(Objective): Go through the lines below and copy each one that holds the string "sotib".

(Records provided):
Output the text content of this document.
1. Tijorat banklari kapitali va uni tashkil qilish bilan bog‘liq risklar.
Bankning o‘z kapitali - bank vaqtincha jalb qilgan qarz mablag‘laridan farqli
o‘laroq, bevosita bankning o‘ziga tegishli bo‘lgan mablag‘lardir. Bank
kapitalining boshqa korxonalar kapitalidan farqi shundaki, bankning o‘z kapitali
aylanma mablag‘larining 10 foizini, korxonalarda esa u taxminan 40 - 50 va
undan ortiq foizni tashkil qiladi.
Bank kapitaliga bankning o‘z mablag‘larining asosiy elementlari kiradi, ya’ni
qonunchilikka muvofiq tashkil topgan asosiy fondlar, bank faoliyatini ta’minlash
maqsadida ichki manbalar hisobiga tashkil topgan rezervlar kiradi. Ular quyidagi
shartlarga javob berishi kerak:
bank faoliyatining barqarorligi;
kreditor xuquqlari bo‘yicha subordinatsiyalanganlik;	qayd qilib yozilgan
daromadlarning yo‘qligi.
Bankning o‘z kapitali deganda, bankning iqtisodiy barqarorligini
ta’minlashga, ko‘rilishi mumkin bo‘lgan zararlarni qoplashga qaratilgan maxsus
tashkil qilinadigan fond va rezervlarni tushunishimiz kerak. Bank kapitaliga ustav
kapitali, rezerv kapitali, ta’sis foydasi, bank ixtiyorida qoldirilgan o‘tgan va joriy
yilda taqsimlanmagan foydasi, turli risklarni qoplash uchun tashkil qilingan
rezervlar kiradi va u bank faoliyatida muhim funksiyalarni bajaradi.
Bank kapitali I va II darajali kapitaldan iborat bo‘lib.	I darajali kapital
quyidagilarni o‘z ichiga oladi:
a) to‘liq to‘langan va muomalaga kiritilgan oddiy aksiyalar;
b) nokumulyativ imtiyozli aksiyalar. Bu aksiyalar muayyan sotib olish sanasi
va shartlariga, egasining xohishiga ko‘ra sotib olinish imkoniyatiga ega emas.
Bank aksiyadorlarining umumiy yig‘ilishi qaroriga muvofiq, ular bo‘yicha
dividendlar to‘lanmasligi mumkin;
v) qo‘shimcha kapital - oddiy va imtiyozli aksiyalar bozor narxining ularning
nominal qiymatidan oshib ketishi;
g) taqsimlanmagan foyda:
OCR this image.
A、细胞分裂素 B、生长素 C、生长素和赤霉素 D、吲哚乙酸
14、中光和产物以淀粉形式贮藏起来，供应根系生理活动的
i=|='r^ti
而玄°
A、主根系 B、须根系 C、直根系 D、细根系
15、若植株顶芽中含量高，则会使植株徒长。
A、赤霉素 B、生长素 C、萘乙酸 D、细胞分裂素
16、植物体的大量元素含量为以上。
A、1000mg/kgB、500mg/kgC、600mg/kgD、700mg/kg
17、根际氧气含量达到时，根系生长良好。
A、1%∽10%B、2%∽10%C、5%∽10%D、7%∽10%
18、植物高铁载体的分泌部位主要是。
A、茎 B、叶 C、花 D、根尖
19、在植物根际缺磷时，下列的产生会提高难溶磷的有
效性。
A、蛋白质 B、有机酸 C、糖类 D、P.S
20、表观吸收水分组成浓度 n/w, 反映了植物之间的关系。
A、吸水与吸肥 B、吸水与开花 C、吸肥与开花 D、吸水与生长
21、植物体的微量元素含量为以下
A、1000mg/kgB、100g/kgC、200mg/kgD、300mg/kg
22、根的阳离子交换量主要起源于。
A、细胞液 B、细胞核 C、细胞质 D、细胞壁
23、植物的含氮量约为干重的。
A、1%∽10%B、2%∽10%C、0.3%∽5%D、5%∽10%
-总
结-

(Exercise solution):
b) nokumulyativ imtiyozli aksiyalar. Bu aksiyalar muayyan sotib olish sanasi
va shartlariga, egasining xohishiga ko‘ra sotib olinish imkoniyatiga ega emas.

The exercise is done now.